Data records
☆ ☆ ☆ ☆ ☆

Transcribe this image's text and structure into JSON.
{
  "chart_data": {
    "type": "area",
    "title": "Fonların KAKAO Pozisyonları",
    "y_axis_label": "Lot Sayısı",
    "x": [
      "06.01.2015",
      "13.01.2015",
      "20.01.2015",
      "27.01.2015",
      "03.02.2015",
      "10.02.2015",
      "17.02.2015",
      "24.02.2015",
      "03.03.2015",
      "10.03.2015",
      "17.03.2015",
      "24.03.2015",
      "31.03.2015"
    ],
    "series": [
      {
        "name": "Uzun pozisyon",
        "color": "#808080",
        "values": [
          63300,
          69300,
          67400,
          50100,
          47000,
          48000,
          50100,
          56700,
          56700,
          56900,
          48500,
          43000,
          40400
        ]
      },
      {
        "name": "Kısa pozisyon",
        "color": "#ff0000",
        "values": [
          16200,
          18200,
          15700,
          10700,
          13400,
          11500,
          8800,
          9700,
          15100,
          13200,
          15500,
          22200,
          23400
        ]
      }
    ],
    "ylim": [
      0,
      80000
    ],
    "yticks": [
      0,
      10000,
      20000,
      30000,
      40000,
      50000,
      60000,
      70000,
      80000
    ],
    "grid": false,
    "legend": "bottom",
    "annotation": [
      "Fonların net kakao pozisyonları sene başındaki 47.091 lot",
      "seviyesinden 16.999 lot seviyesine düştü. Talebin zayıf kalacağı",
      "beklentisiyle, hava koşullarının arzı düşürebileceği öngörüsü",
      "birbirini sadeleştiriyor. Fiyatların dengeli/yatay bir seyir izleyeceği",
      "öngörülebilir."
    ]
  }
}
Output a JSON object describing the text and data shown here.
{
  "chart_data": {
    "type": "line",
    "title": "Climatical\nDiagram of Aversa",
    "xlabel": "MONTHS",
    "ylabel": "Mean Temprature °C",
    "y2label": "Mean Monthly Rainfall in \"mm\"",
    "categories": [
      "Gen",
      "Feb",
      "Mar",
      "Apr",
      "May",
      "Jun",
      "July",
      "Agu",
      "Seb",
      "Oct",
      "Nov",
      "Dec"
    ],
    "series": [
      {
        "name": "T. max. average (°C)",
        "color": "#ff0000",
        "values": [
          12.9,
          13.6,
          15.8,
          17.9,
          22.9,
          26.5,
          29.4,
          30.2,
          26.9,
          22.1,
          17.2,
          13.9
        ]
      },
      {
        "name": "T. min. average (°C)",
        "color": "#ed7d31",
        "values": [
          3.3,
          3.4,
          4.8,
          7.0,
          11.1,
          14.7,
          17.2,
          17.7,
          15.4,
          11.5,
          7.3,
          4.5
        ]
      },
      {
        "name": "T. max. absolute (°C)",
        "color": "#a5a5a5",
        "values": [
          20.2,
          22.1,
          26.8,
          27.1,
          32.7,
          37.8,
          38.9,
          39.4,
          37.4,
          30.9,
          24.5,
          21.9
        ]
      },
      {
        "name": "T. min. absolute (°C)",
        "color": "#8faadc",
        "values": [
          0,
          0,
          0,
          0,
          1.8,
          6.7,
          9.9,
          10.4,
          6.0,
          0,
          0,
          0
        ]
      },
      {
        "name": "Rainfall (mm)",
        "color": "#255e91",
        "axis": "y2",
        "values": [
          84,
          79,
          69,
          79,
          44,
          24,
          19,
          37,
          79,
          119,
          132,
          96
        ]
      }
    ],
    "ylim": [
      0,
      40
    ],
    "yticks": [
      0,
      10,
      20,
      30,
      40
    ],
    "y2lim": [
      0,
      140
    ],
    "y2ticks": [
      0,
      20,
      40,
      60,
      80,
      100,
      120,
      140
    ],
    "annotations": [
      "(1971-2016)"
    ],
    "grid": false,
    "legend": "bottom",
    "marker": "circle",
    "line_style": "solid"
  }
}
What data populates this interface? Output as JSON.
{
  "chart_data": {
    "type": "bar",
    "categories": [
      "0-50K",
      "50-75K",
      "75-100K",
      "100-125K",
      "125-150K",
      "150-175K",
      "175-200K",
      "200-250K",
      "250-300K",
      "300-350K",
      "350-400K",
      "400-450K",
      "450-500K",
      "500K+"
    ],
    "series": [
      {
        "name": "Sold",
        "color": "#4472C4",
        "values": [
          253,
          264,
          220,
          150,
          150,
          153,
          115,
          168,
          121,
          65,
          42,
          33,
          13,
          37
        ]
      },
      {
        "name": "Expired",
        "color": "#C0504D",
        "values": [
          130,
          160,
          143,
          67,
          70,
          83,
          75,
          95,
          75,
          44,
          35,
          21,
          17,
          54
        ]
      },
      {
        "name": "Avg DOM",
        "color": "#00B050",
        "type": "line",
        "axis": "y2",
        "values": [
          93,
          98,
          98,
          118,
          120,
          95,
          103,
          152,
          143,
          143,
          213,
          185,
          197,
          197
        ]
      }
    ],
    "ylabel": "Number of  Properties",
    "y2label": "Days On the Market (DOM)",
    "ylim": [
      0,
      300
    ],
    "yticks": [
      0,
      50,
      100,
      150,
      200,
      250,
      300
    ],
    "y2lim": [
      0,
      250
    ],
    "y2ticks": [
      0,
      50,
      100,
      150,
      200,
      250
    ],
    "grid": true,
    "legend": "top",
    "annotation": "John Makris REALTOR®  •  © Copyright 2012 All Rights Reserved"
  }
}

☆ ☆ ☆ ☆ ☆

Return all of the data precisely as it appears.

Transcribe this image's text and structure into JSON.
{
  "chart_data": {
    "type": "area",
    "title": "Fonların KAKAO Pozisyonları",
    "y_axis_label": "Lot Sayısı",
    "x": [
      "06.01.2015",
      "13.01.2015",
      "20.01.2015",
      "27.01.2015",
      "03.02.2015",
      "10.02.2015",
      "17.02.2015",
      "24.02.2015",
      "03.03.2015",
      "10.03.2015",
      "17.03.2015",
      "24.03.2015",
      "31.03.2015"
    ],
    "series": [
      {
        "name": "Uzun pozisyon",
        "color": "#808080",
        "values": [
          63300,
          69300,
          67400,
          50100,
          47000,
          48000,
          50100,
          56700,
          56700,
          56900,
          48500,
          43000,
          40400
        ]
      },
      {
        "name": "Kısa pozisyon",
        "color": "#ff0000",
        "values": [
          16200,
          18200,
          15700,
          10700,
          13400,
          11500,
          8800,
          9700,
          15100,
          13200,
          15500,
          22200,
          23400
        ]
      }
    ],
    "ylim": [
      0,
      80000
    ],
    "yticks": [
      0,
      10000,
      20000,
      30000,
      40000,
      50000,
      60000,
      70000,
      80000
    ],
    "grid": false,
    "legend": "bottom",
    "annotation": [
      "Fonların net kakao pozisyonları sene başındaki 47.091 lot",
      "seviyesinden 16.999 lot seviyesine düştü. Talebin zayıf kalacağı",
      "beklentisiyle, hava koşullarının arzı düşürebileceği öngörüsü",
      "birbirini sadeleştiriyor. Fiyatların dengeli/yatay bir seyir izleyeceği",
      "öngörülebilir."
    ]
  }
}
Output a JSON object describing the text and data shown here.
{
  "chart_data": {
    "type": "line",
    "title": "Climatical\nDiagram of Aversa",
    "xlabel": "MONTHS",
    "ylabel": "Mean Temprature °C",
    "y2label": "Mean Monthly Rainfall in \"mm\"",
    "categories": [
      "Gen",
      "Feb",
      "Mar",
      "Apr",
      "May",
      "Jun",
      "July",
      "Agu",
      "Seb",
      "Oct",
      "Nov",
      "Dec"
    ],
    "series": [
      {
        "name": "T. max. average (°C)",
        "color": "#ff0000",
        "values": [
          12.9,
          13.6,
          15.8,
          17.9,
          22.9,
          26.5,
          29.4,
          30.2,
          26.9,
          22.1,
          17.2,
          13.9
        ]
      },
      {
        "name": "T. min. average (°C)",
        "color": "#ed7d31",
        "values": [
          3.3,
          3.4,
          4.8,
          7.0,
          11.1,
          14.7,
          17.2,
          17.7,
          15.4,
          11.5,
          7.3,
          4.5
        ]
      },
      {
        "name": "T. max. absolute (°C)",
        "color": "#a5a5a5",
        "values": [
          20.2,
          22.1,
          26.8,
          27.1,
          32.7,
          37.8,
          38.9,
          39.4,
          37.4,
          30.9,
          24.5,
          21.9
        ]
      },
      {
        "name": "T. min. absolute (°C)",
        "color": "#8faadc",
        "values": [
          0,
          0,
          0,
          0,
          1.8,
          6.7,
          9.9,
          10.4,
          6.0,
          0,
          0,
          0
        ]
      },
      {
        "name": "Rainfall (mm)",
        "color": "#255e91",
        "axis": "y2",
        "values": [
          84,
          79,
          69,
          79,
          44,
          24,
          19,
          37,
          79,
          119,
          132,
          96
        ]
      }
    ],
    "ylim": [
      0,
      40
    ],
    "yticks": [
      0,
      10,
      20,
      30,
      40
    ],
    "y2lim": [
      0,
      140
    ],
    "y2ticks": [
      0,
      20,
      40,
      60,
      80,
      100,
      120,
      140
    ],
    "annotations": [
      "(1971-2016)"
    ],
    "grid": false,
    "legend": "bottom",
    "marker": "circle",
    "line_style": "solid"
  }
}
What data populates this interface? Output as JSON.
{
  "chart_data": {
    "type": "bar",
    "categories": [
      "0-50K",
      "50-75K",
      "75-100K",
      "100-125K",
      "125-150K",
      "150-175K",
      "175-200K",
      "200-250K",
      "250-300K",
      "300-350K",
      "350-400K",
      "400-450K",
      "450-500K",
      "500K+"
    ],
    "series": [
      {
        "name": "Sold",
        "color": "#4472C4",
        "values": [
          253,
          264,
          220,
          150,
          150,
          153,
          115,
          168,
          121,
          65,
          42,
          33,
          13,
          37
        ]
      },
      {
        "name": "Expired",
        "color": "#C0504D",
        "values": [
          130,
          160,
          143,
          67,
          70,
          83,
          75,
          95,
          75,
          44,
          35,
          21,
          17,
          54
        ]
      },
      {
        "name": "Avg DOM",
        "color": "#00B050",
        "type": "line",
        "axis": "y2",
        "values": [
          93,
          98,
          98,
          118,
          120,
          95,
          103,
          152,
          143,
          143,
          213,
          185,
          197,
          197
        ]
      }
    ],
    "ylabel": "Number of  Properties",
    "y2label": "Days On the Market (DOM)",
    "ylim": [
      0,
      300
    ],
    "yticks": [
      0,
      50,
      100,
      150,
      200,
      250,
      300
    ],
    "y2lim": [
      0,
      250
    ],
    "y2ticks": [
      0,
      50,
      100,
      150,
      200,
      250
    ],
    "grid": true,
    "legend": "top",
    "annotation": "John Makris REALTOR®  •  © Copyright 2012 All Rights Reserved"
  }
}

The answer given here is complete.